**What this task involves**
Using the data below, gather each line that includes the word "colors".

**Record set**
..............................

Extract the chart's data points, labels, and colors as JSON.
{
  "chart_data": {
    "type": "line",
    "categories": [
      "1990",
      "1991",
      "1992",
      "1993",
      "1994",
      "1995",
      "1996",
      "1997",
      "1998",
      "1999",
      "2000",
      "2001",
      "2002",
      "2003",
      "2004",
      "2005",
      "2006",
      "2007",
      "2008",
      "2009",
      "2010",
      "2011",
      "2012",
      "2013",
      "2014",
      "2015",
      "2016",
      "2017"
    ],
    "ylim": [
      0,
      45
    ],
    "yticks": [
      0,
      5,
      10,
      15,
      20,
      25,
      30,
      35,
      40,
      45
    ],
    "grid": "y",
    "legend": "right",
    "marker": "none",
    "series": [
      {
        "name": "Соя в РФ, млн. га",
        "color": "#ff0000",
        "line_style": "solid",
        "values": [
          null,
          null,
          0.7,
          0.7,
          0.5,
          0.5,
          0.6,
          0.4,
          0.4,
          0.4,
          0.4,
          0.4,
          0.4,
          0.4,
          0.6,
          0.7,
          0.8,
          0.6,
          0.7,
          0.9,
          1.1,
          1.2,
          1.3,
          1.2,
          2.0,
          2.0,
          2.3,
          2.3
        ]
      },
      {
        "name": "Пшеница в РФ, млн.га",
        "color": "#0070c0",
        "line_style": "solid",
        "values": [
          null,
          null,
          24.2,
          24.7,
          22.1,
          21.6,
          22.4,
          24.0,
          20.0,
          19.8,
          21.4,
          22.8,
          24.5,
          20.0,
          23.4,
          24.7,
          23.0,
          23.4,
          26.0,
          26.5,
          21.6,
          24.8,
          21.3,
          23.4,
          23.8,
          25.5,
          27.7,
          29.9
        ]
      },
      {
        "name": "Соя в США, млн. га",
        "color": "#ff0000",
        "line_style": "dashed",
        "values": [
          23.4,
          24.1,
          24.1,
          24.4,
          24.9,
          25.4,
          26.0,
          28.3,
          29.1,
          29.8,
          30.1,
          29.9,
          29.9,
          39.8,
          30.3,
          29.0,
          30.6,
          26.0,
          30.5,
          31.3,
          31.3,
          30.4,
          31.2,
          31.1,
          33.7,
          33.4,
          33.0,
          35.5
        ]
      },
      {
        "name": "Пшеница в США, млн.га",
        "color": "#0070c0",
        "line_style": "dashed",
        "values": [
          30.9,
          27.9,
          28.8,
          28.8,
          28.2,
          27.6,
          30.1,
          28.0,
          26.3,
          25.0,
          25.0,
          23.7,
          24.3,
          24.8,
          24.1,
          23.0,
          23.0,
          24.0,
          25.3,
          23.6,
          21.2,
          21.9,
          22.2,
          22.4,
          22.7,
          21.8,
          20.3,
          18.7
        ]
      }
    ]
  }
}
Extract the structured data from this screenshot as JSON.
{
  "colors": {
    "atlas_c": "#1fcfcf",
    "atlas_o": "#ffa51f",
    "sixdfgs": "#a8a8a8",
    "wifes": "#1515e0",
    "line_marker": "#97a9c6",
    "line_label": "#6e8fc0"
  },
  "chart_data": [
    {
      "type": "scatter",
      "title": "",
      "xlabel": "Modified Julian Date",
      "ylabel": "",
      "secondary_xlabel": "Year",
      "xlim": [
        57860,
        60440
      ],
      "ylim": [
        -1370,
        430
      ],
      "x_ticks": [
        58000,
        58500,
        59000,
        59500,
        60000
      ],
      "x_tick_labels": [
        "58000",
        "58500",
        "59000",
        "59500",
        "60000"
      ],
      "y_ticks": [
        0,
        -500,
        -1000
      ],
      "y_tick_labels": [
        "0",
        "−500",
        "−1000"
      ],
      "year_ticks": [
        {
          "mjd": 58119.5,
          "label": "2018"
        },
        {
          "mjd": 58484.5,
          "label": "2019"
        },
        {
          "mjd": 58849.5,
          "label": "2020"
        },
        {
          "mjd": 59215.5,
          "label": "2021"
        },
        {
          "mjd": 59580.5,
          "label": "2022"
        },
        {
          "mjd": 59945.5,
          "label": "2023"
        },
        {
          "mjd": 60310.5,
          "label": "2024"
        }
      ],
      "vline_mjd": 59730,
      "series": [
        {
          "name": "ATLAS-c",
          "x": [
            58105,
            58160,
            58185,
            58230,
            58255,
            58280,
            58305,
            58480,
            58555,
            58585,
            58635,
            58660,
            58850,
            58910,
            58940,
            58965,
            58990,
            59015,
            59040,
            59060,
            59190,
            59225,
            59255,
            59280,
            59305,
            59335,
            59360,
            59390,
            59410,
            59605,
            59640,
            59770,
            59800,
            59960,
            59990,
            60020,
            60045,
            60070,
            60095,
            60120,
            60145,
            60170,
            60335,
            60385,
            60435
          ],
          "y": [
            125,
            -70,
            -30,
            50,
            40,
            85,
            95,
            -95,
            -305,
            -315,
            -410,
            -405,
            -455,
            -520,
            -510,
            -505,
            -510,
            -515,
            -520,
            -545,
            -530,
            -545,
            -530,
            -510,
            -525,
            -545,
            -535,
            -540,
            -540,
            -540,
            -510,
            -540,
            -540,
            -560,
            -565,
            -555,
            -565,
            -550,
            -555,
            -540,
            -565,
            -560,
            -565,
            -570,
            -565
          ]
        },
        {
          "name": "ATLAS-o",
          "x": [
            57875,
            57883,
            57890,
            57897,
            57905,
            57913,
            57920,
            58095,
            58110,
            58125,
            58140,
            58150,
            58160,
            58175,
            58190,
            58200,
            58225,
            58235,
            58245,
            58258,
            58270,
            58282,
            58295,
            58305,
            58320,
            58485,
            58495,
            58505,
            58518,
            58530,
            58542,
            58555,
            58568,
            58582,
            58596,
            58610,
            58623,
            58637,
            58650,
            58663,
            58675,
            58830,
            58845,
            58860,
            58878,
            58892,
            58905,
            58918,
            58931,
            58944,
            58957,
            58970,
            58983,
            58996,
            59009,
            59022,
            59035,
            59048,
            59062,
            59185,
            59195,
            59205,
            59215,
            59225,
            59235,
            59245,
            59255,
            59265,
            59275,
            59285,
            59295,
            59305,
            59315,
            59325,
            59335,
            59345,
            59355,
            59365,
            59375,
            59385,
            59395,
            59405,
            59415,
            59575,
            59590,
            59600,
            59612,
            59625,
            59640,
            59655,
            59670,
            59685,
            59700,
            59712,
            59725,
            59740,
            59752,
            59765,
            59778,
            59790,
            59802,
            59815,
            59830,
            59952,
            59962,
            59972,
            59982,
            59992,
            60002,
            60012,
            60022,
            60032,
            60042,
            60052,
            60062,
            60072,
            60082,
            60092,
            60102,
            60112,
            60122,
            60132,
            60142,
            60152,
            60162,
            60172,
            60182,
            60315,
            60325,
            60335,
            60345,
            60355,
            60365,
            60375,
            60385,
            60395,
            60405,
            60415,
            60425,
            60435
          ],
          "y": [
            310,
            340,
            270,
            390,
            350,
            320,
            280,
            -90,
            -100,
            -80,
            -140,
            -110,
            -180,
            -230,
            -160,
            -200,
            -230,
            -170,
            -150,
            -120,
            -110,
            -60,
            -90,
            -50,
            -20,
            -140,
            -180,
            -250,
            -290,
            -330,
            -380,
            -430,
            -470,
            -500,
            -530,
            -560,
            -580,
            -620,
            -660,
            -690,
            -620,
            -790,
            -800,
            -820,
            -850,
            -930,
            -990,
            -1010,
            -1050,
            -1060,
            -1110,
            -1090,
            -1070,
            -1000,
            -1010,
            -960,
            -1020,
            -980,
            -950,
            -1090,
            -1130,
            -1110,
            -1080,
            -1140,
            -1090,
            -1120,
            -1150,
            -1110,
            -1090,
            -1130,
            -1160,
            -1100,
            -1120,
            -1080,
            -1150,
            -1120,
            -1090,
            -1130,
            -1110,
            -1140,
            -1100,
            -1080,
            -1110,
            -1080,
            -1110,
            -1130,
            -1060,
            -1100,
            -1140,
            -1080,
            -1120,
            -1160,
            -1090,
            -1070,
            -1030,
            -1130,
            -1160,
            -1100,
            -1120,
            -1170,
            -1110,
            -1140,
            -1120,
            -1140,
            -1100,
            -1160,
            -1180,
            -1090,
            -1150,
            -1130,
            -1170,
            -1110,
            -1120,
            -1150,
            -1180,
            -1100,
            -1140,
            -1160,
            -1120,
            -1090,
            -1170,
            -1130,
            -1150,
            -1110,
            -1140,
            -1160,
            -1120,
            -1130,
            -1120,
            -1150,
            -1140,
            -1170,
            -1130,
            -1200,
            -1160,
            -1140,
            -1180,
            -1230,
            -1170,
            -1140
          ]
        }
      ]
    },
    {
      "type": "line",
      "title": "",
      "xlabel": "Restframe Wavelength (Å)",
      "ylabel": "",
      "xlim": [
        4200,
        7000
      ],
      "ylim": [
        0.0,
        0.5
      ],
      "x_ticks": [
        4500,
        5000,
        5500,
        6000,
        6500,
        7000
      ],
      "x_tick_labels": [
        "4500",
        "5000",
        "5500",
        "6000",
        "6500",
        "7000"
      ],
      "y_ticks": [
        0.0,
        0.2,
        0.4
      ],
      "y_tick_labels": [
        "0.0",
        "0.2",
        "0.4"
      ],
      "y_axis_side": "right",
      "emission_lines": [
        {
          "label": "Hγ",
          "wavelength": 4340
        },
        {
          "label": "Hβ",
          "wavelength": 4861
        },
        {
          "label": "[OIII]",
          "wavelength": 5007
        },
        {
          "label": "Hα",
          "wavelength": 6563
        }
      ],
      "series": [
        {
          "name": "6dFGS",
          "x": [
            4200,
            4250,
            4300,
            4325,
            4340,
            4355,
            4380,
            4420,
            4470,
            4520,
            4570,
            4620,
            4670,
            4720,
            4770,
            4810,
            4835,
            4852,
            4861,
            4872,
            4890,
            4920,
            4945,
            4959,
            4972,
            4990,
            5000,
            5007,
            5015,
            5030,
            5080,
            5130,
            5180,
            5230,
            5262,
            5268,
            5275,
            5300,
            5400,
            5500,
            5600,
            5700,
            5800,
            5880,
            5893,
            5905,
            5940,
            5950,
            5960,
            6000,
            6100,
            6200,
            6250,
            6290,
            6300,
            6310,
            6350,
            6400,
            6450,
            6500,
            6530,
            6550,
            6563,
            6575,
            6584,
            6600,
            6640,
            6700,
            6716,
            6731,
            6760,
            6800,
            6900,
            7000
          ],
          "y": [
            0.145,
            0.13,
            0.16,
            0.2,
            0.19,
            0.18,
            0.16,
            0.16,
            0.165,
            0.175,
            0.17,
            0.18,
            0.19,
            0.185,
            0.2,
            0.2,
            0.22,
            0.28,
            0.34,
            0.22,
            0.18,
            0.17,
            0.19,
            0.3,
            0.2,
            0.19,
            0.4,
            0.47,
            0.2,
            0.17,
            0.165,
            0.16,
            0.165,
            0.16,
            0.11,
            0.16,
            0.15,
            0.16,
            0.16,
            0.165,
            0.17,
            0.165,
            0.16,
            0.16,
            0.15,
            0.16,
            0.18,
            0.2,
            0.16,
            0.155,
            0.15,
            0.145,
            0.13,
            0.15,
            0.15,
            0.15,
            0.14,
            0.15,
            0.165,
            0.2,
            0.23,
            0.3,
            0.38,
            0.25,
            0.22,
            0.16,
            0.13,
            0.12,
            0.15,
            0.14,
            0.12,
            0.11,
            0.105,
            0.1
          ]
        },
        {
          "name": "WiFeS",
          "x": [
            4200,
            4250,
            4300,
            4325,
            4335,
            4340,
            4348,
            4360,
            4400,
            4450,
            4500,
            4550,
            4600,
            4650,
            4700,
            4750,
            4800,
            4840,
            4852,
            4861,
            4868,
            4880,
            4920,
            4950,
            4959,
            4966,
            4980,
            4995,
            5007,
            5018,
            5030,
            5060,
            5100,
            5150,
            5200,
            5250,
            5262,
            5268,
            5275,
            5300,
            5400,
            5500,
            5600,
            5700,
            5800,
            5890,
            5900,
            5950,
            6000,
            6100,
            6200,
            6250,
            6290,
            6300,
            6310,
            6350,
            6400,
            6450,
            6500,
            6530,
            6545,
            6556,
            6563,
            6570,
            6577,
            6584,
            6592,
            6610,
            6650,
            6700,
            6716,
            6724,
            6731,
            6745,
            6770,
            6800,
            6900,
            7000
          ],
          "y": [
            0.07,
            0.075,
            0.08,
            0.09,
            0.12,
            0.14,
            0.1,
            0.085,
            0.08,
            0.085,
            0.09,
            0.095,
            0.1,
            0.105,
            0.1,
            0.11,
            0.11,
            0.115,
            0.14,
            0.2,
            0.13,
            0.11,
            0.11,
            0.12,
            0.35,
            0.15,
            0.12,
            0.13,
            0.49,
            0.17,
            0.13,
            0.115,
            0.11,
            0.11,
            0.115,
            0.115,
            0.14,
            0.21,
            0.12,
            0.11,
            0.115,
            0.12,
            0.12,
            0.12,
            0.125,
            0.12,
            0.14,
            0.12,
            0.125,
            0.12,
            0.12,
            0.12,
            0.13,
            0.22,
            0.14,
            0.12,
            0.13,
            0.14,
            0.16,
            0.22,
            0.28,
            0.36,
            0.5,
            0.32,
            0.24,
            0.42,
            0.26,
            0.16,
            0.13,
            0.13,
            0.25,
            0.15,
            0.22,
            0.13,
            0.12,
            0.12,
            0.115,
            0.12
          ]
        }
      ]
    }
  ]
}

..............................

**Problem solution**
Extract the chart's data points, labels, and colors as JSON.
  "colors": {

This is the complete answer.